Saved entries
..............................

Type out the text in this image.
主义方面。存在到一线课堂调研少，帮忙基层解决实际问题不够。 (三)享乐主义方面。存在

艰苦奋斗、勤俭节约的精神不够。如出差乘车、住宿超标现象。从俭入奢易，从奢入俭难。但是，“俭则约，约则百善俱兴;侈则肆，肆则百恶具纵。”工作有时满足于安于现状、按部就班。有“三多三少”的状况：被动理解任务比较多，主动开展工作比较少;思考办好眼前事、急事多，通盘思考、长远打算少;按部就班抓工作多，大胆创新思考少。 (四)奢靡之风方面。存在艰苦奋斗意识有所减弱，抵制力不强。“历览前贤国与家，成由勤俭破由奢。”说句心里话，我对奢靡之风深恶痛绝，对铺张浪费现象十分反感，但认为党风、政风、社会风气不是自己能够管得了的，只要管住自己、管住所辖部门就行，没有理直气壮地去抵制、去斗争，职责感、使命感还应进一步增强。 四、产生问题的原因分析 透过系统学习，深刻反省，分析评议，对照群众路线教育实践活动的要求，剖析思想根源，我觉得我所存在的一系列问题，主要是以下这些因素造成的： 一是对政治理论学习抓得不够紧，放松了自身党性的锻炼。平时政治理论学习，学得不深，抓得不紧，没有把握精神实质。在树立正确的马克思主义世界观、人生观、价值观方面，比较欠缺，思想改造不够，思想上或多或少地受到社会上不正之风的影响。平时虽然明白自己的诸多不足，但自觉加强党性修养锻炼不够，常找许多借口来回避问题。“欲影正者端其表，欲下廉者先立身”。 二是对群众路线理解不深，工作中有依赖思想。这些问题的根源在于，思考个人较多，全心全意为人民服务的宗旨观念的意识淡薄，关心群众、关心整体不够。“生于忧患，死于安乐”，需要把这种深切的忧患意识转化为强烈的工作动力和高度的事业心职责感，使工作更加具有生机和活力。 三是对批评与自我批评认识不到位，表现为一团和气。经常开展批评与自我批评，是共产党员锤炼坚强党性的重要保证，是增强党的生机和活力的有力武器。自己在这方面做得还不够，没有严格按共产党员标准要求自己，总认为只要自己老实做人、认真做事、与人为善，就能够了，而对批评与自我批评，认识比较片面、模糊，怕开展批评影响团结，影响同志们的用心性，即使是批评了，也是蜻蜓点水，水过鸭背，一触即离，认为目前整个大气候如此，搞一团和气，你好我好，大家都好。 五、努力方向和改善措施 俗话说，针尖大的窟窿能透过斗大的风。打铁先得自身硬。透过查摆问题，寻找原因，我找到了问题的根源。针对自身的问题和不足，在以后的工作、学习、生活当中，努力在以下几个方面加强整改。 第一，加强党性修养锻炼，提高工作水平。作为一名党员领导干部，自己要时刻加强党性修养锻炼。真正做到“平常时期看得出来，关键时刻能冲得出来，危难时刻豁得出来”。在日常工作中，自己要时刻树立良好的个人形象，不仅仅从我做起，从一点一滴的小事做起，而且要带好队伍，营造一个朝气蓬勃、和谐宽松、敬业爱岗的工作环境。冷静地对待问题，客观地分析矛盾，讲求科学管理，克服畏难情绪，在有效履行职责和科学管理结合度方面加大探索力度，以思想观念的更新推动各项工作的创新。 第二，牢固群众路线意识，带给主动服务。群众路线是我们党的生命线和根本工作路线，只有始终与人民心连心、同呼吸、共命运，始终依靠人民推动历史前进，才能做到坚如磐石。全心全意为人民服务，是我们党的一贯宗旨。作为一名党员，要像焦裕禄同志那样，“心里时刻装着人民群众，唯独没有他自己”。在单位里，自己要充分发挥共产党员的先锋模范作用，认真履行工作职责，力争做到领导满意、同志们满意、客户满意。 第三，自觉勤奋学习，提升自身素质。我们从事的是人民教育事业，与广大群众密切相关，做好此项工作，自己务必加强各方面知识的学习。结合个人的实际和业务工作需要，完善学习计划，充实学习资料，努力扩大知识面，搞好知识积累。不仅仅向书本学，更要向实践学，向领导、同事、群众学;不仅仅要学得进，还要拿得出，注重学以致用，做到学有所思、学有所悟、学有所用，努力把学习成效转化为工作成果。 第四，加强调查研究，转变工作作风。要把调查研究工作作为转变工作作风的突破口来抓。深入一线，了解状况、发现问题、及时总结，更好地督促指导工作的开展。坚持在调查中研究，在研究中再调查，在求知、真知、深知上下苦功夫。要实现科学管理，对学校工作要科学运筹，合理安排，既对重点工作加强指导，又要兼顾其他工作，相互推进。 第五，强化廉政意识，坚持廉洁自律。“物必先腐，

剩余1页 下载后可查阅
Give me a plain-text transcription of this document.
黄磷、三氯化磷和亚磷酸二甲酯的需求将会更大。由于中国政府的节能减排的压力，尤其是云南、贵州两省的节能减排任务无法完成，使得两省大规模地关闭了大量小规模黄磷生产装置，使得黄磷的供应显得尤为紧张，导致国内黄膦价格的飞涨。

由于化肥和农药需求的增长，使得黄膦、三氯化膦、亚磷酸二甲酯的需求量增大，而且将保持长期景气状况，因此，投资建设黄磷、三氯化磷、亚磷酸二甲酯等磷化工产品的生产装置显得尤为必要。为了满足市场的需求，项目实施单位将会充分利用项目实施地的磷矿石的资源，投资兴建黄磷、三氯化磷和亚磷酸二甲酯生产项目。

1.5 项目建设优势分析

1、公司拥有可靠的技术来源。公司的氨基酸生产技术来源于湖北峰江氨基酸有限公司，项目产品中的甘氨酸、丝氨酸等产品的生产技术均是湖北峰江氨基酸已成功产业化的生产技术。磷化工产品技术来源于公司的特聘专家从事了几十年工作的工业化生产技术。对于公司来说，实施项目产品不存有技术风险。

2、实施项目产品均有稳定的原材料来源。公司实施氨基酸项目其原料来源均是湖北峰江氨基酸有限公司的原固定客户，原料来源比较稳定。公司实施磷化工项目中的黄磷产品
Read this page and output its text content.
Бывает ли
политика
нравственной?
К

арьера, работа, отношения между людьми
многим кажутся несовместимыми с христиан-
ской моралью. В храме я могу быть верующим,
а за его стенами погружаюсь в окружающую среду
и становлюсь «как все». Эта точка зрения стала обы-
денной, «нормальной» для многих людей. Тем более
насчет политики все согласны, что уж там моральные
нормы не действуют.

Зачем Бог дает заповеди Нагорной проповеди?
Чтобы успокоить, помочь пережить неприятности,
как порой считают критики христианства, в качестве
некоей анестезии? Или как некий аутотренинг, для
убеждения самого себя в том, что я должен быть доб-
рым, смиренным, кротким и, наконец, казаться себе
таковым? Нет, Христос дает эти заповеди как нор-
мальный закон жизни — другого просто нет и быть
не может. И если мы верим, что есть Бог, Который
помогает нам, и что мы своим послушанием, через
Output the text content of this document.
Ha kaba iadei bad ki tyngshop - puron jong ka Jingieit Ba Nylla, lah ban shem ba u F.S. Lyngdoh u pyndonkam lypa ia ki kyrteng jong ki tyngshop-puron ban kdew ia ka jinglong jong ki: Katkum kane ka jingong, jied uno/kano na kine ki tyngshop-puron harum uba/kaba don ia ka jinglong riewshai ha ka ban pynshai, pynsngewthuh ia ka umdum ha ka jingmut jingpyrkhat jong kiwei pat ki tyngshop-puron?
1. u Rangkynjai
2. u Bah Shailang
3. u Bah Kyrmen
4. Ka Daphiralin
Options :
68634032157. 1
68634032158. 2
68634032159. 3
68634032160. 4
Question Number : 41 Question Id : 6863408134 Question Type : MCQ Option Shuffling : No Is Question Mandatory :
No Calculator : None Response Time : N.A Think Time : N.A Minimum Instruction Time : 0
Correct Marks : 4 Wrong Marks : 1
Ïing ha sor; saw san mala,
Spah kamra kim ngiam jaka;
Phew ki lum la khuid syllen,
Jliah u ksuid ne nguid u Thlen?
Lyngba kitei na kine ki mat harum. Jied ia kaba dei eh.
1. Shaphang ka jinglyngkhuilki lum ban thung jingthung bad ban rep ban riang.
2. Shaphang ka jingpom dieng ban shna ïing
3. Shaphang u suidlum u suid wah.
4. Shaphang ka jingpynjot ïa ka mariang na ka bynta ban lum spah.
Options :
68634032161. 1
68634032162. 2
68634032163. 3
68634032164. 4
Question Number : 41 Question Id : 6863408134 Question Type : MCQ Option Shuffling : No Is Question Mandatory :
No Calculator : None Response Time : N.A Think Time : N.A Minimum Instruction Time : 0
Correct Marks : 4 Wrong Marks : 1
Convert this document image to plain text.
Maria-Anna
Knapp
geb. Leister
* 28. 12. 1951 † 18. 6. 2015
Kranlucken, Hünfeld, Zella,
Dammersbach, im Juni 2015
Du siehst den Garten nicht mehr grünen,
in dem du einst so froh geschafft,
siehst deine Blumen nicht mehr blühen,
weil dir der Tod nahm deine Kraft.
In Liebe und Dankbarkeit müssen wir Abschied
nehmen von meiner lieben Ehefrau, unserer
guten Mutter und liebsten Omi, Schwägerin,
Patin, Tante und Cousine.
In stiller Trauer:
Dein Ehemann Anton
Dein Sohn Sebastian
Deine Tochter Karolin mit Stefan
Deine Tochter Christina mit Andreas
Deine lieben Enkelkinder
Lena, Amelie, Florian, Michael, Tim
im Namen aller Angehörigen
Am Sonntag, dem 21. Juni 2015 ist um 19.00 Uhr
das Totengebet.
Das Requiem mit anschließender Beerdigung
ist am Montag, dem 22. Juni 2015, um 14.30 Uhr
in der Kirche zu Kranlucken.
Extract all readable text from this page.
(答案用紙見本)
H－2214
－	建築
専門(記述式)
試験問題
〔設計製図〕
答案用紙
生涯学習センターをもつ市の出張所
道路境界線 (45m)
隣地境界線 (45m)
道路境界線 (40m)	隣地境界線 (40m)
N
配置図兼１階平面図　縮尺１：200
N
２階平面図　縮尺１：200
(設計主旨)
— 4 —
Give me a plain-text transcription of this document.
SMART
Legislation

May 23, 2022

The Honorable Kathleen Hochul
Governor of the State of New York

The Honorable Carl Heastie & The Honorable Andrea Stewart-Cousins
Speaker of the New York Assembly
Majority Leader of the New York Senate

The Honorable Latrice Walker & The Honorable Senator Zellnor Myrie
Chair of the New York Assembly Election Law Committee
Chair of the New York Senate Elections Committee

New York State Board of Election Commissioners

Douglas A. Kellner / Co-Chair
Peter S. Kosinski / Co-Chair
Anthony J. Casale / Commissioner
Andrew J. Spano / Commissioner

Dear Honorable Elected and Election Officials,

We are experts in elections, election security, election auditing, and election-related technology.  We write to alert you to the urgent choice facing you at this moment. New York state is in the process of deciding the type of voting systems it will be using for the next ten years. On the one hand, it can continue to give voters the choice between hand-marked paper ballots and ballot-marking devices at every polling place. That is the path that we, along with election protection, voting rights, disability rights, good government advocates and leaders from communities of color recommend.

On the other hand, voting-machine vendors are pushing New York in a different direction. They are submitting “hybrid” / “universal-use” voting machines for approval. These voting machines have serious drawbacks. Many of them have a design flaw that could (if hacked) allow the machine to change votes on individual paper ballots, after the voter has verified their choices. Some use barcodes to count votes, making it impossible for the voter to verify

..............................

Determine how many lines include the string "this". Give no answer but the number.

Exercise output — 8